EXTRAIT DU DOCUMENT:
----------
Un pied dans la commercialisation

Ce traitement, destiné à des cancers rares, lance Innate Pharma sur la voie d'un nouveau métier : la commercialisation. Lors des deux prochaines années, cette mission sera réalisée par AstraZeneca, la société marseillaise, qui empoche tout de même les revenus, prendra ensuite le relais et pourra vendre ses propres traitements. "C'est un tournant pour Innate Pharma qui entre en phase de transition pour passer d'une société de biotech et de recherche vers une entreprise de biopharma intégrée", estime Sacha Pouget, président du fond d'investissements Kalliste Finance, spécialisé dans les biotechs.

En plus de générer des revenus commerciaux, l'opération permet à la PME de monter en gamme. "Elle va pouvoir s'attaquer à de nouveaux cancers, de nouvelles lignes de traitement. Dans le domaine de l'oncologie, Innate Pharma était déjà regardée, mais avec cet accord elle devient une société de dimension internationale présente dans les esprits de tous les investisseurs et ceux qui mènent des études cliniques", commente l'analyste.
----------
CONTENU DES DONNÉES:
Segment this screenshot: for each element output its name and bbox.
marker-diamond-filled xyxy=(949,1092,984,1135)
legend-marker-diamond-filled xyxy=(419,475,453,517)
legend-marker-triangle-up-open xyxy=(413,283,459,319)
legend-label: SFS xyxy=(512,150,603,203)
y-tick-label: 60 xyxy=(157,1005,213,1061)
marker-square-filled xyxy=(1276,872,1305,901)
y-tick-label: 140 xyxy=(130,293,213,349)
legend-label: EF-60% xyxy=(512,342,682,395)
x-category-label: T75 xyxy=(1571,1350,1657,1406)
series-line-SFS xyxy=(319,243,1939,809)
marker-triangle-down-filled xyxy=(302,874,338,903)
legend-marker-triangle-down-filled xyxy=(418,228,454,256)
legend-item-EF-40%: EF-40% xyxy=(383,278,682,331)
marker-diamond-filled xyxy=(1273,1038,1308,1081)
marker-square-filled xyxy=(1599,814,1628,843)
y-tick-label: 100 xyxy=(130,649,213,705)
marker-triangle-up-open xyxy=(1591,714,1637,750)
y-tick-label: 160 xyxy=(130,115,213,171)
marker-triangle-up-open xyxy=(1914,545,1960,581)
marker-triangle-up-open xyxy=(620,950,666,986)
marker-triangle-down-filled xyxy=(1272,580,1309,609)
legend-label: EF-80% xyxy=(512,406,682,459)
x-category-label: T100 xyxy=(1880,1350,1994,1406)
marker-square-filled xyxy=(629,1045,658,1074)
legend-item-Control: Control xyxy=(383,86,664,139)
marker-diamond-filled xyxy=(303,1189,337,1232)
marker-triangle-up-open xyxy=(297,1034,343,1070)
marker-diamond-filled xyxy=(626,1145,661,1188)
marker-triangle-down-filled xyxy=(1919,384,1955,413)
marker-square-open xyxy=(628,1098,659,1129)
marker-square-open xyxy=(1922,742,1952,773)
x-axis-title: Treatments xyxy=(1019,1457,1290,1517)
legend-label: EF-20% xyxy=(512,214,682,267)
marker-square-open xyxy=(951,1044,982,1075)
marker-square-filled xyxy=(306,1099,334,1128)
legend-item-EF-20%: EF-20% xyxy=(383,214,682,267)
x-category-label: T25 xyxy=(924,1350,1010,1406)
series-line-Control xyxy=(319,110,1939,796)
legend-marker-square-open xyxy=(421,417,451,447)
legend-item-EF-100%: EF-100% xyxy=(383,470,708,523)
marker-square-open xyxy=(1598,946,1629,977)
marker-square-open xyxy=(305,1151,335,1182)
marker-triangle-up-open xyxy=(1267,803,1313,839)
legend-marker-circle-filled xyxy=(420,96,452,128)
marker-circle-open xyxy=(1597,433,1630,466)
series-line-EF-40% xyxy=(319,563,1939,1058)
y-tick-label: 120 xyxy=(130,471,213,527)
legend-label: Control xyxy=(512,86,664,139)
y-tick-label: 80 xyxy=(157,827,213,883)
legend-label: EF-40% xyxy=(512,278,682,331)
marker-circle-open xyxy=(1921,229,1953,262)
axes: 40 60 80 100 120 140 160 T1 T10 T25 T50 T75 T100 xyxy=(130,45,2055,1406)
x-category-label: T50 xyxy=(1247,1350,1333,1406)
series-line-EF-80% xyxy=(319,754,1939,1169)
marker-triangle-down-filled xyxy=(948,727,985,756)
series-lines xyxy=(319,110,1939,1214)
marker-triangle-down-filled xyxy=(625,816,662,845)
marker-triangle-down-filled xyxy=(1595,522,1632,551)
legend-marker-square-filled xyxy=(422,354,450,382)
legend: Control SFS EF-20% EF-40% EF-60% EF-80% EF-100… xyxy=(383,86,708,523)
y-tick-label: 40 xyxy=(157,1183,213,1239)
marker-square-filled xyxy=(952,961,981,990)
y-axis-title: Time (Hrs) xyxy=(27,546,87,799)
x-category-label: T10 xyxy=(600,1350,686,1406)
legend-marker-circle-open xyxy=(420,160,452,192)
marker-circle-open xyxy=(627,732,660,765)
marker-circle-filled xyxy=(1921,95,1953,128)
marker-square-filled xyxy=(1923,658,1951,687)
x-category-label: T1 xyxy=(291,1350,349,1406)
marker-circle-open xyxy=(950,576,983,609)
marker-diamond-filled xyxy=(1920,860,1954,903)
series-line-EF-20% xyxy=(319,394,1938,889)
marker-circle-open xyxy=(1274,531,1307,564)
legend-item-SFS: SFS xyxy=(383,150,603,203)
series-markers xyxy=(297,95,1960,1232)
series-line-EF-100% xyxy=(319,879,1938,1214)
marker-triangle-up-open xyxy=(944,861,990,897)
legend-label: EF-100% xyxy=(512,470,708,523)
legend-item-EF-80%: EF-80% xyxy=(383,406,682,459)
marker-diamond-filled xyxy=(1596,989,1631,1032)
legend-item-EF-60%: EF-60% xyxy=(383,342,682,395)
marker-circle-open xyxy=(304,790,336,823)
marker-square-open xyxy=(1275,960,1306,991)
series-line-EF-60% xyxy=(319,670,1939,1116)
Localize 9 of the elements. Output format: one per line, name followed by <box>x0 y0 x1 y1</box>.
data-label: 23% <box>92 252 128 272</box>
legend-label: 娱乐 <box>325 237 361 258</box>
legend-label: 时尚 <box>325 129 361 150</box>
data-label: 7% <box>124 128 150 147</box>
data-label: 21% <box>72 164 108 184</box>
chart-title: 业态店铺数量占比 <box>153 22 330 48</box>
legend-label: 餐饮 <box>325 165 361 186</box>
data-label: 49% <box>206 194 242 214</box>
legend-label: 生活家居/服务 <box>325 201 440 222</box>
----------
CONSIGNES DE L'EXERCICE:
[1] D'après l'article sur Innate Pharma, quelle société se chargera de la commercialisation du traitement pendant les deux prochaines années ?
[2] Rédigez la suite de l'article sur Innate Pharma à partir de sa dernière phrase.

RÉPONSES ATTENDUES:
[1] AstraZeneca

[2]
Une tendance nationale

La preuve par les chiffres avec le bond de 40% en deux jours du titre boursier d'Innate Pharma, il atteint aujourd'hui les 7,50 euros contre 4,79 avant l'annonce. Des chiffres à tout de même relativiser puisque le prix actuel reste loin des 15 euros atteints en 2015 et 2017. AstraZeneca semble en tout cas croire en une nouvelle hausse, sa montée au capital d'Innate Pharma à hauteur de 9,8% se fait par le biais d'actions à 10 euros. Un achat à la hausse signe "du savoir-faire d'Innate Pharma", juge Sacha Pouget.

Mais ce dernier souligne que cette opération s'inscrit dans une tendance générale : "En 2018, les partenariats représentent 40 % des montants levées auprès de biotechs françaises, cela représente 9 opérations d'un montant total de 309 millions d'euros. En 2017, il y a eu deux opérations seulement pour 38 millions d'euros. La tendance est favorable pour les biotechs françaises qui intéressent de plus en plus les grands groupes internationaux".

Un risque d'OPA ?

Malgré cette tendance, "l'opération a étonné le marché", selon Sacha Pouget. Ce type d'investissement était plutôt attendu pour 2019, au moment où les produits d'AstraZeneca entrent en phase III, l'étape d'évaluation du rapport entre les bénéfices et le risque global auprès de milliers de patients. D'autant que les deux entreprises travaillent régulièrement ensemble depuis plusieurs années.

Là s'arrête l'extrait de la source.